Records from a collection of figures
★ ★ ★ ★ ★ ★ ★

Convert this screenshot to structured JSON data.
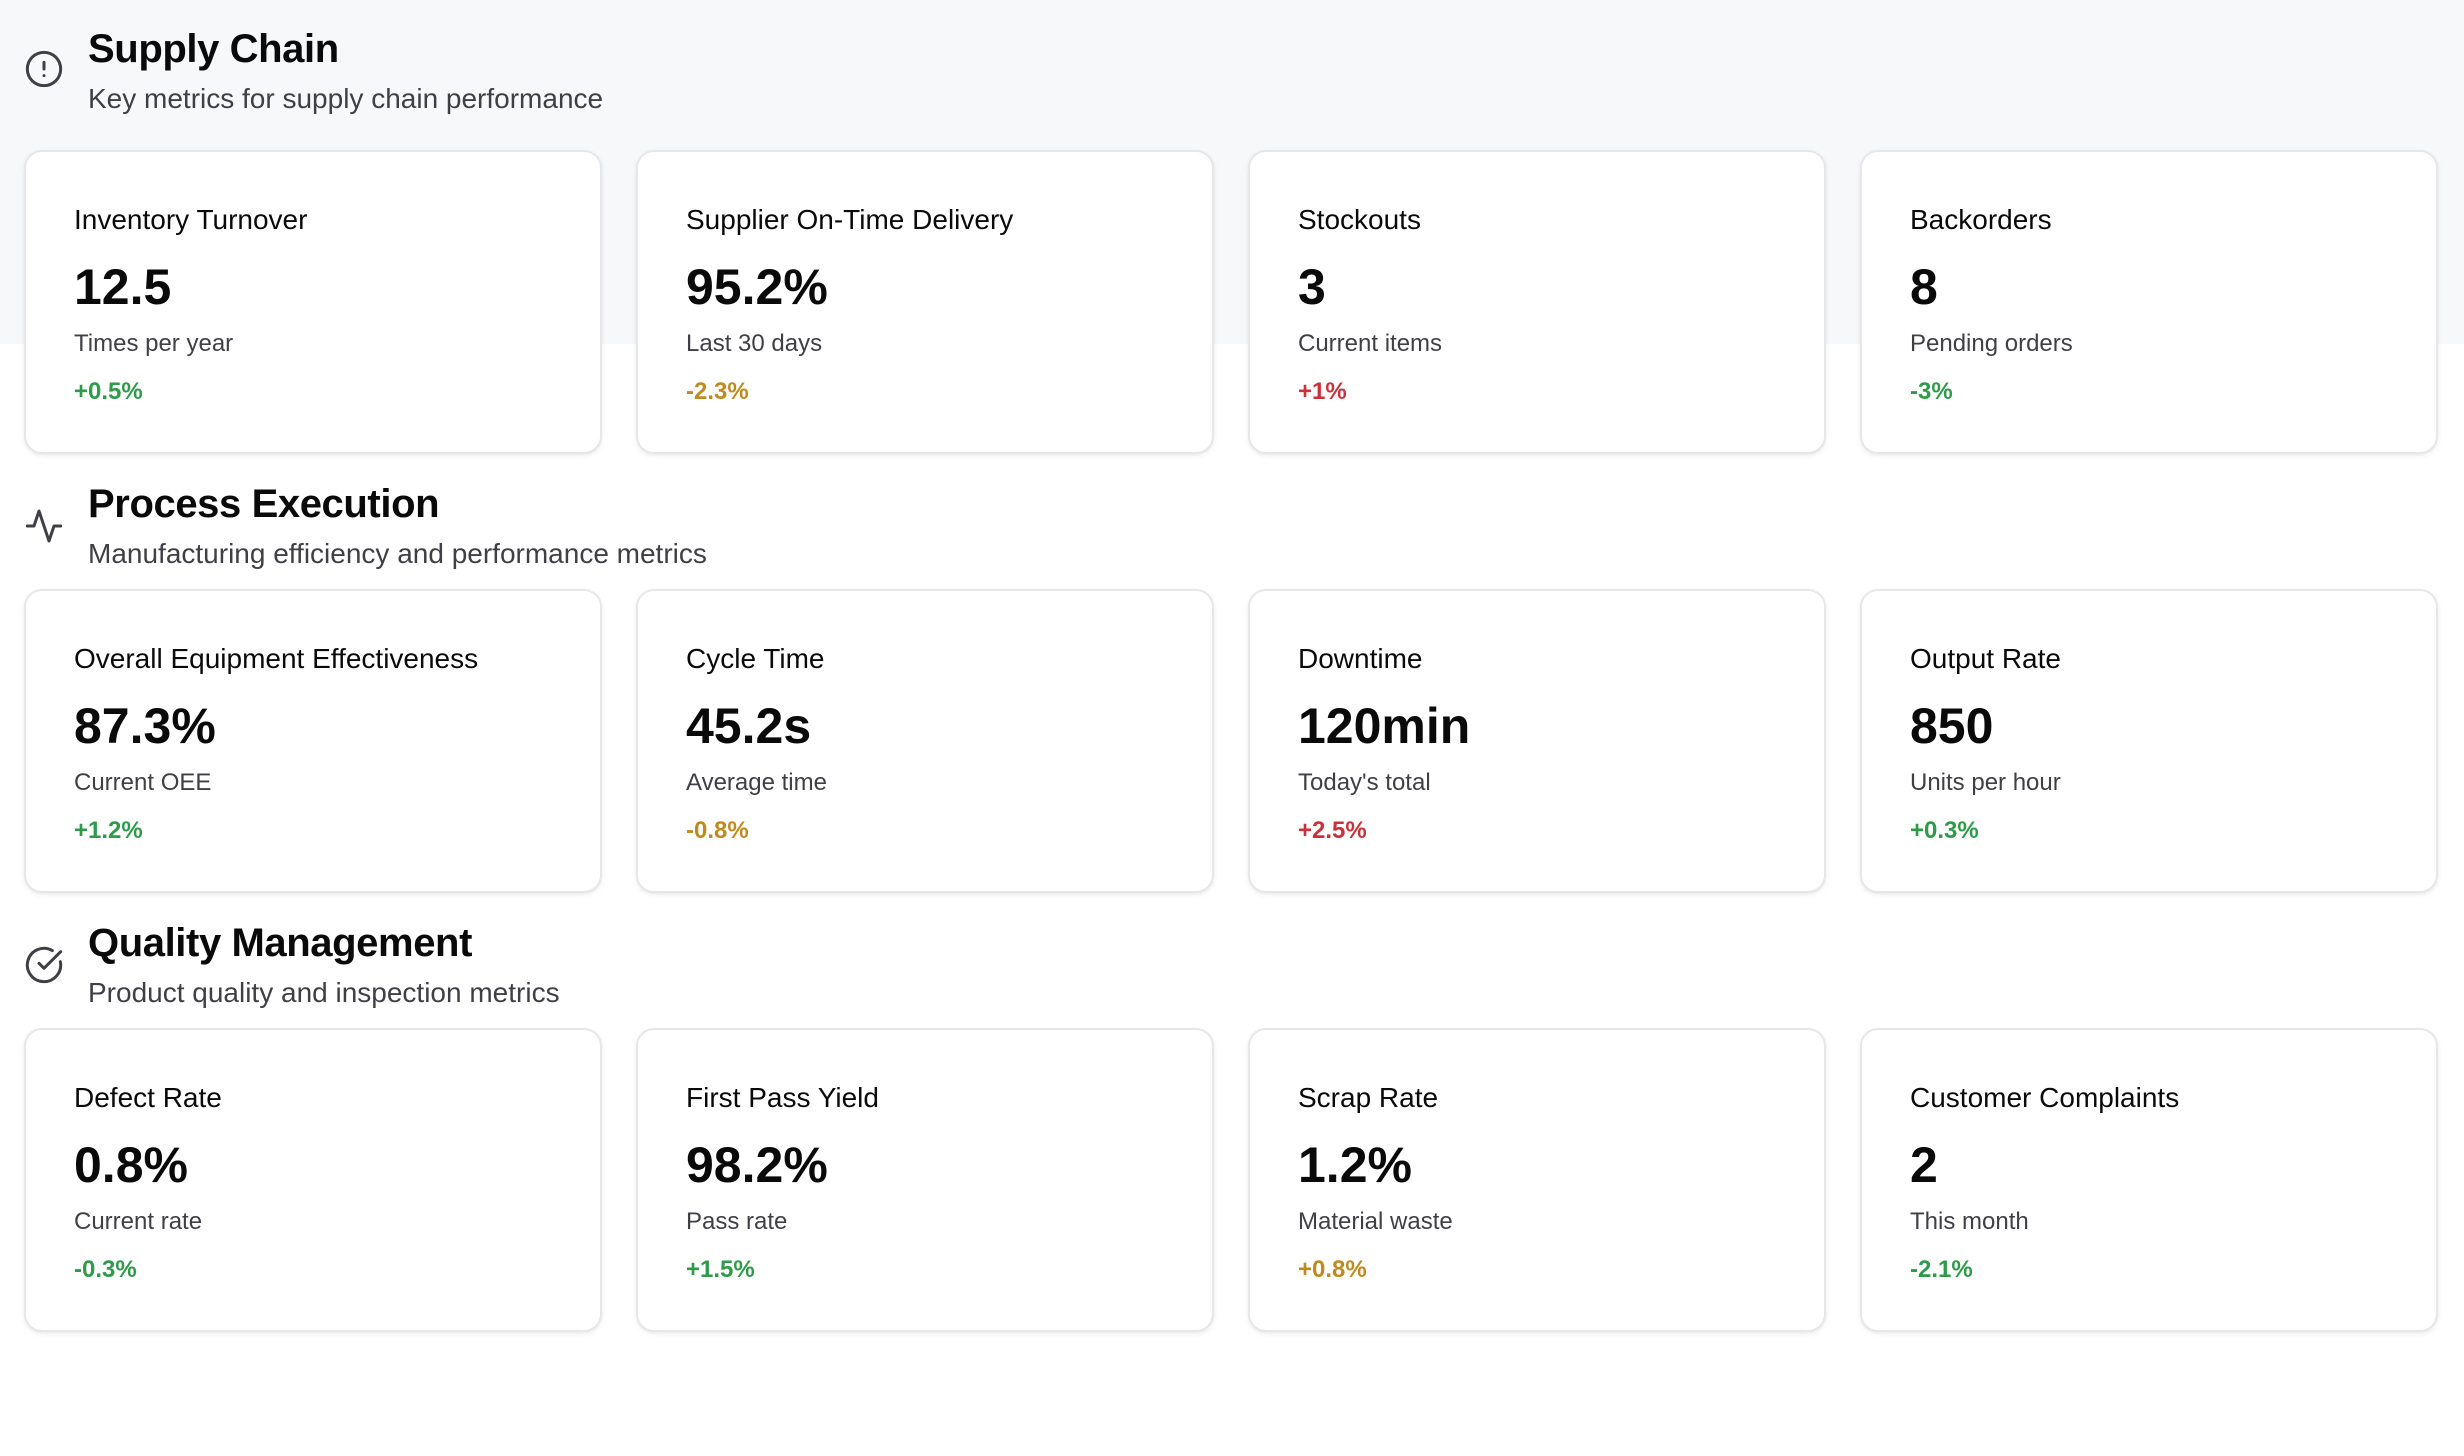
{
  "sections": [
    {
      "icon": "alert-circle-icon",
      "title": "Supply Chain",
      "subtitle": "Key metrics for supply chain performance",
      "cards": [
        {
          "title": "Inventory Turnover",
          "value": "12.5",
          "caption": "Times per year",
          "change": "+0.5%",
          "status": "good"
        },
        {
          "title": "Supplier On-Time Delivery",
          "value": "95.2%",
          "caption": "Last 30 days",
          "change": "-2.3%",
          "status": "warn"
        },
        {
          "title": "Stockouts",
          "value": "3",
          "caption": "Current items",
          "change": "+1%",
          "status": "bad"
        },
        {
          "title": "Backorders",
          "value": "8",
          "caption": "Pending orders",
          "change": "-3%",
          "status": "good"
        }
      ]
    },
    {
      "icon": "activity-icon",
      "title": "Process Execution",
      "subtitle": "Manufacturing efficiency and performance metrics",
      "cards": [
        {
          "title": "Overall Equipment Effectiveness",
          "value": "87.3%",
          "caption": "Current OEE",
          "change": "+1.2%",
          "status": "good"
        },
        {
          "title": "Cycle Time",
          "value": "45.2s",
          "caption": "Average time",
          "change": "-0.8%",
          "status": "warn"
        },
        {
          "title": "Downtime",
          "value": "120min",
          "caption": "Today's total",
          "change": "+2.5%",
          "status": "bad"
        },
        {
          "title": "Output Rate",
          "value": "850",
          "caption": "Units per hour",
          "change": "+0.3%",
          "status": "good"
        }
      ]
    },
    {
      "icon": "check-circle-icon",
      "title": "Quality Management",
      "subtitle": "Product quality and inspection metrics",
      "cards": [
        {
          "title": "Defect Rate",
          "value": "0.8%",
          "caption": "Current rate",
          "change": "-0.3%",
          "status": "good"
        },
        {
          "title": "First Pass Yield",
          "value": "98.2%",
          "caption": "Pass rate",
          "change": "+1.5%",
          "status": "good"
        },
        {
          "title": "Scrap Rate",
          "value": "1.2%",
          "caption": "Material waste",
          "change": "+0.8%",
          "status": "warn"
        },
        {
          "title": "Customer Complaints",
          "value": "2",
          "caption": "This month",
          "change": "-2.1%",
          "status": "good"
        }
      ]
    }
  ],
  "colors": {
    "good": "#2e9b4b",
    "warn": "#c08a1e",
    "bad": "#c9323a",
    "header_band": "#f7f8fa"
  }
}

★ ★ ★ ★ ★ ★ ★

**Aim**
Find the word "Current" and list each line it appears in.

**Answer to this problem**
          "caption": "Current items",
          "caption": "Current OEE",
          "caption": "Current rate",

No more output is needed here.